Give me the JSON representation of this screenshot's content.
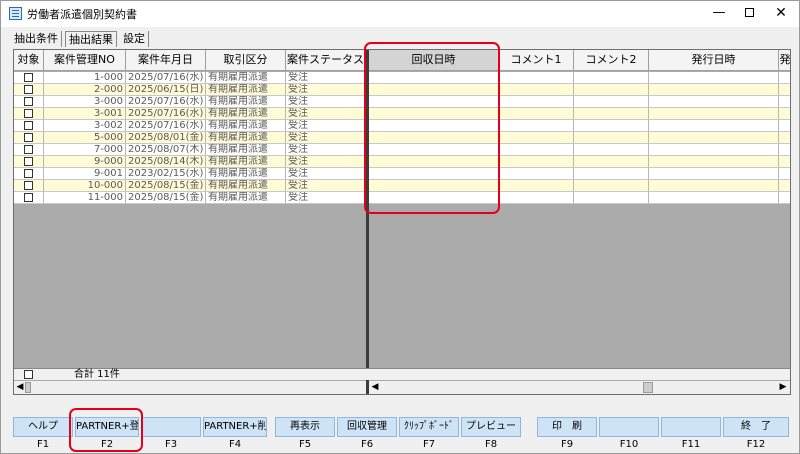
{
  "window": {
    "title": "労働者派遣個別契約書",
    "minimize": "—",
    "close": "✕"
  },
  "tabs": [
    {
      "label": "抽出条件"
    },
    {
      "label": "抽出結果"
    },
    {
      "label": "設定"
    }
  ],
  "grid": {
    "columns": [
      "対象",
      "案件管理NO",
      "案件年月日",
      "取引区分",
      "案件ステータス",
      "回収日時",
      "コメント1",
      "コメント2",
      "発行日時",
      "発"
    ],
    "rows": [
      {
        "no": "1-000",
        "date": "2025/07/16(水)",
        "kubun": "有期雇用派遣",
        "status": "受注"
      },
      {
        "no": "2-000",
        "date": "2025/06/15(日)",
        "kubun": "有期雇用派遣",
        "status": "受注"
      },
      {
        "no": "3-000",
        "date": "2025/07/16(水)",
        "kubun": "有期雇用派遣",
        "status": "受注"
      },
      {
        "no": "3-001",
        "date": "2025/07/16(水)",
        "kubun": "有期雇用派遣",
        "status": "受注"
      },
      {
        "no": "3-002",
        "date": "2025/07/16(水)",
        "kubun": "有期雇用派遣",
        "status": "受注"
      },
      {
        "no": "5-000",
        "date": "2025/08/01(金)",
        "kubun": "有期雇用派遣",
        "status": "受注"
      },
      {
        "no": "7-000",
        "date": "2025/08/07(木)",
        "kubun": "有期雇用派遣",
        "status": "受注"
      },
      {
        "no": "9-000",
        "date": "2025/08/14(木)",
        "kubun": "有期雇用派遣",
        "status": "受注"
      },
      {
        "no": "9-001",
        "date": "2023/02/15(水)",
        "kubun": "有期雇用派遣",
        "status": "受注"
      },
      {
        "no": "10-000",
        "date": "2025/08/15(金)",
        "kubun": "有期雇用派遣",
        "status": "受注"
      },
      {
        "no": "11-000",
        "date": "2025/08/15(金)",
        "kubun": "有期雇用派遣",
        "status": "受注"
      }
    ],
    "summary": "合計 11件"
  },
  "fkeys": [
    {
      "label": "ヘルプ",
      "key": "F1"
    },
    {
      "label": "PARTNER+登録",
      "key": "F2"
    },
    {
      "label": "",
      "key": "F3"
    },
    {
      "label": "PARTNER+削除",
      "key": "F4"
    },
    {
      "label": "再表示",
      "key": "F5"
    },
    {
      "label": "回収管理",
      "key": "F6"
    },
    {
      "label": "ｸﾘｯﾌﾟﾎﾞｰﾄﾞ",
      "key": "F7"
    },
    {
      "label": "プレビュー",
      "key": "F8"
    },
    {
      "label": "印　刷",
      "key": "F9"
    },
    {
      "label": "",
      "key": "F10"
    },
    {
      "label": "",
      "key": "F11"
    },
    {
      "label": "終　了",
      "key": "F12"
    }
  ],
  "colors": {
    "row_alt": "#fffbd6",
    "row_base": "#ffffff",
    "fkey_bg": "#cfe3f7",
    "highlight": "#e3001b"
  }
}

——

In the copy, include all records verbatim but no images.

Give me the JSON representation of this screenshot's content.
{
  "window": {
    "title": "労働者派遣個別契約書",
    "minimize": "—",
    "close": "✕"
  },
  "tabs": [
    {
      "label": "抽出条件"
    },
    {
      "label": "抽出結果"
    },
    {
      "label": "設定"
    }
  ],
  "grid": {
    "columns": [
      "対象",
      "案件管理NO",
      "案件年月日",
      "取引区分",
      "案件ステータス",
      "回収日時",
      "コメント1",
      "コメント2",
      "発行日時",
      "発"
    ],
    "rows": [
      {
        "no": "1-000",
        "date": "2025/07/16(水)",
        "kubun": "有期雇用派遣",
        "status": "受注"
      },
      {
        "no": "2-000",
        "date": "2025/06/15(日)",
        "kubun": "有期雇用派遣",
        "status": "受注"
      },
      {
        "no": "3-000",
        "date": "2025/07/16(水)",
        "kubun": "有期雇用派遣",
        "status": "受注"
      },
      {
        "no": "3-001",
        "date": "2025/07/16(水)",
        "kubun": "有期雇用派遣",
        "status": "受注"
      },
      {
        "no": "3-002",
        "date": "2025/07/16(水)",
        "kubun": "有期雇用派遣",
        "status": "受注"
      },
      {
        "no": "5-000",
        "date": "2025/08/01(金)",
        "kubun": "有期雇用派遣",
        "status": "受注"
      },
      {
        "no": "7-000",
        "date": "2025/08/07(木)",
        "kubun": "有期雇用派遣",
        "status": "受注"
      },
      {
        "no": "9-000",
        "date": "2025/08/14(木)",
        "kubun": "有期雇用派遣",
        "status": "受注"
      },
      {
        "no": "9-001",
        "date": "2023/02/15(水)",
        "kubun": "有期雇用派遣",
        "status": "受注"
      },
      {
        "no": "10-000",
        "date": "2025/08/15(金)",
        "kubun": "有期雇用派遣",
        "status": "受注"
      },
      {
        "no": "11-000",
        "date": "2025/08/15(金)",
        "kubun": "有期雇用派遣",
        "status": "受注"
      }
    ],
    "summary": "合計 11件"
  },
  "fkeys": [
    {
      "label": "ヘルプ",
      "key": "F1"
    },
    {
      "label": "PARTNER+登録",
      "key": "F2"
    },
    {
      "label": "",
      "key": "F3"
    },
    {
      "label": "PARTNER+削除",
      "key": "F4"
    },
    {
      "label": "再表示",
      "key": "F5"
    },
    {
      "label": "回収管理",
      "key": "F6"
    },
    {
      "label": "ｸﾘｯﾌﾟﾎﾞｰﾄﾞ",
      "key": "F7"
    },
    {
      "label": "プレビュー",
      "key": "F8"
    },
    {
      "label": "印　刷",
      "key": "F9"
    },
    {
      "label": "",
      "key": "F10"
    },
    {
      "label": "",
      "key": "F11"
    },
    {
      "label": "終　了",
      "key": "F12"
    }
  ],
  "colors": {
    "row_alt": "#fffbd6",
    "row_base": "#ffffff",
    "fkey_bg": "#cfe3f7",
    "highlight": "#e3001b"
  }
}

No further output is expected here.